===== Passage for review =====

Thank you, Mr. Chair. As a former soccer coach, I'm a little sensitive to yellow and red cards, so I hope you won't be using them.
I'm the CAO of York Region. There are nine cities and towns that extend north of the City of Toronto to Lake Simcoe that serve as home to over 1.2 million Canadians. We are an upper tier municipality and provide 14 core services to all of our communities, ranging from courts to policing, transit, water and wastewater, to name a few.
We also deliver public health services, as one of 34 public health units in Ontario, under the direction of Ontario's chief medical officer of health, as described under the Health Protection and Promotion Act. This is a model that differs from practices in other provinces.
Our public health responsibilities are also delivered through a community and health services department in an integrated model that also includes paramedics, social services, long term care and housing, all of which have a focus on the social determinants of health.
The perspective I'll provide you today is as the CAO of a large greater Toronto area municipality where our regional council also serves as the board of health.
York Region has a comprehensive emergency management and preparedness program that is tested annually as required by legislation. Through our emergency management program, threats are assessed annually using hazard identification and risk assessment. Since SARS in 2003 and H1N1 in 2013, pandemic risks have increased in priority and focus. Formalized business continuity planning is also part of our emergency preparedness, and is centred on maintaining critical services.
On January 23, 2020, our medical officer of health, Dr. Karim Kurji, activated the public health emergency operations centre to respond to the COVID-19 pandemic threat, one month before York Region recorded its first case. On March 17, 2020, York Region activated the regional emergency operations centre, and by March 23, York regional chair, Wayne Emmerson, had declared York Region's first ever state of emergency under the Emergency Management and Civil Protection Act.
Prior to, and throughout, the pandemic response, York Region and our nine local cities and towns have worked together very closely. Our local municipalities have been an added source of assistance during York Region's mass immunization efforts.
With public health embedded in our organization, we were able to redeploy approximately 1,000 staff from within our organization to support the public health response. Additional critical internal supports were immediately redirected to enable staff working remotely. We redirected procurement to rapidly acquire personal protective equipment, human resources to quickly hire required specialized staff for long-term care and public health, and communications to ensure updates were available through multiple communications channels.
Business continuity plans documenting essential services and functions with assigned priorities helped to quickly identify services that could be suspended or reduced to shift staff resources to support the COVID-19 response while ensuring that critical core services continued uninterrupted during the pandemic.
York Region has in place robust and well-tested incident management systems that will serve emergency response efforts well into the future. We've strengthened relationships with our local municipalities, community partners and elected officials, and forged new relations with experts from various fields, such as the Red Cross, St. John Ambulance, local physicians, hospitals and pharmacies, all of which will support our future decision-making.
What we have learned through forced digital transformation will not be lost, with efficiencies and opportunities incorporated into our new normal moving forward.

=====

**Activities**
1. Translate this sentence from the statement on York Region's pandemic response into Spanish: "This is a model that differs from practices in other provinces."
2. Rewrite the statement on York Region's pandemic response from "The perspective I'll" up to and including "maintaining critical services.", with "critical services" changed to "essential services".

===== Data for analysis =====

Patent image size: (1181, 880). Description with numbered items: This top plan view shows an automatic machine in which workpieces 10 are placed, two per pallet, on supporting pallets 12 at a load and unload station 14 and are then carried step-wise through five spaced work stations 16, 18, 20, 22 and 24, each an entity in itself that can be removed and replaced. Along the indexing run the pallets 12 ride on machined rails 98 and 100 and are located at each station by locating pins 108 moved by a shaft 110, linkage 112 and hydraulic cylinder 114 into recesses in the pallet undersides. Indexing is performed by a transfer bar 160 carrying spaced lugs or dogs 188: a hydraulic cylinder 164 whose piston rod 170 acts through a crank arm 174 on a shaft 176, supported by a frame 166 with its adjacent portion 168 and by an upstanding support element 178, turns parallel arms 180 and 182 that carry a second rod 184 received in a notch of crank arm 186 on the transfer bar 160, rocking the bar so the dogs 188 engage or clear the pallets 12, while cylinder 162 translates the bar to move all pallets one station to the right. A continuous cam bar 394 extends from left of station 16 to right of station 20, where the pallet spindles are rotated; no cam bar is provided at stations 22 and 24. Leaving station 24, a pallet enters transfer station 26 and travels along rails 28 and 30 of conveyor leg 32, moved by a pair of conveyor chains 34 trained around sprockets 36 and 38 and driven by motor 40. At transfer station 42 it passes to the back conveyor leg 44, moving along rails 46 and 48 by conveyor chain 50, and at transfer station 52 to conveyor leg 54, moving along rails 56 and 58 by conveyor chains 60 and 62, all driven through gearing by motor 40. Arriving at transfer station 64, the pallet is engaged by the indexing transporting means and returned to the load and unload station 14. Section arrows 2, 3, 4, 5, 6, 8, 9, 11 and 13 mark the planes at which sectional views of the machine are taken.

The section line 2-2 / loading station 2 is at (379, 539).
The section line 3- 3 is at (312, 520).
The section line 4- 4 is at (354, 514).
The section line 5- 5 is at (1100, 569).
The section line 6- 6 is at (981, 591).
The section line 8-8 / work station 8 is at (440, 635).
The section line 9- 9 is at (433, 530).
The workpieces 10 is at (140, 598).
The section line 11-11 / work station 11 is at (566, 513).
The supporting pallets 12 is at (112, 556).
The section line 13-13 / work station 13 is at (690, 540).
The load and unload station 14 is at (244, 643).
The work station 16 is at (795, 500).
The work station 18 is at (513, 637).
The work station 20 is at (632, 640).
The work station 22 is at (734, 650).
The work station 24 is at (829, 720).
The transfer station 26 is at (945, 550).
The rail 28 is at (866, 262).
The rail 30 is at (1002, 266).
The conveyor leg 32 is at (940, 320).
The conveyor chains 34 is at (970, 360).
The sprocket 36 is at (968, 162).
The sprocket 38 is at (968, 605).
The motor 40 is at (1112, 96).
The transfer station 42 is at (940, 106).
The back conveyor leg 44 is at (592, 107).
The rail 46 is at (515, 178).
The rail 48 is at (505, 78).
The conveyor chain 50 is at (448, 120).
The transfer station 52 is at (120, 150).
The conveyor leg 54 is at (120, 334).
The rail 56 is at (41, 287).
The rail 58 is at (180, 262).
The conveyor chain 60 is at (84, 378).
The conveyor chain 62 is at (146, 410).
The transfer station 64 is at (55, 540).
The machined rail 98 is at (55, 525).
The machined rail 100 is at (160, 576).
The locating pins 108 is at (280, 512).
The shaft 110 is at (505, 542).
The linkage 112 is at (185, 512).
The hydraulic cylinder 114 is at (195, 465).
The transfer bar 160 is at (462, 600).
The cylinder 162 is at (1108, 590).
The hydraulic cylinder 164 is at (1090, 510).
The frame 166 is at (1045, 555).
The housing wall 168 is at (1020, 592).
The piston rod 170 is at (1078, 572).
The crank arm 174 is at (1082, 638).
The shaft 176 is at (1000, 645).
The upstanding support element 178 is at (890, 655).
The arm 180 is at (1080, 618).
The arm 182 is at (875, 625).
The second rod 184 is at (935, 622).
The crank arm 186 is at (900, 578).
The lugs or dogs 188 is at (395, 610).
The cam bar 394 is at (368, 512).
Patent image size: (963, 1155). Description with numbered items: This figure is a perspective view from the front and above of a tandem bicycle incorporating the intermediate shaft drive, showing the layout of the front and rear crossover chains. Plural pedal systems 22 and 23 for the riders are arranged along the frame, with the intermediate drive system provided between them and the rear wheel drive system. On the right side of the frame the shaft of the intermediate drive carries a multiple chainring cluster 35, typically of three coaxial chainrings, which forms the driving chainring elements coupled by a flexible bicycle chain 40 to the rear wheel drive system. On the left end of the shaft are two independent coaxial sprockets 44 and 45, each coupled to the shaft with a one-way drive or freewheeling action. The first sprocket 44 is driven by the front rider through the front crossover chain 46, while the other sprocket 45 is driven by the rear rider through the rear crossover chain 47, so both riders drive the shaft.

=====

**Responses by task**
1. Este es un modelo que difiere de las prácticas de otras provincias.

2.
The perspective I'll provide you today is as the CAO of a large greater Toronto area municipality where our regional council also serves as the board of health.
York Region has a comprehensive emergency management and preparedness program that is tested annually as required by legislation. Through our emergency management program, threats are assessed annually using hazard identification and risk assessment. Since SARS in 2003 and H1N1 in 2013, pandemic risks have increased in priority and focus. Formalized business continuity planning is also part of our emergency preparedness, and is centred on maintaining essential services.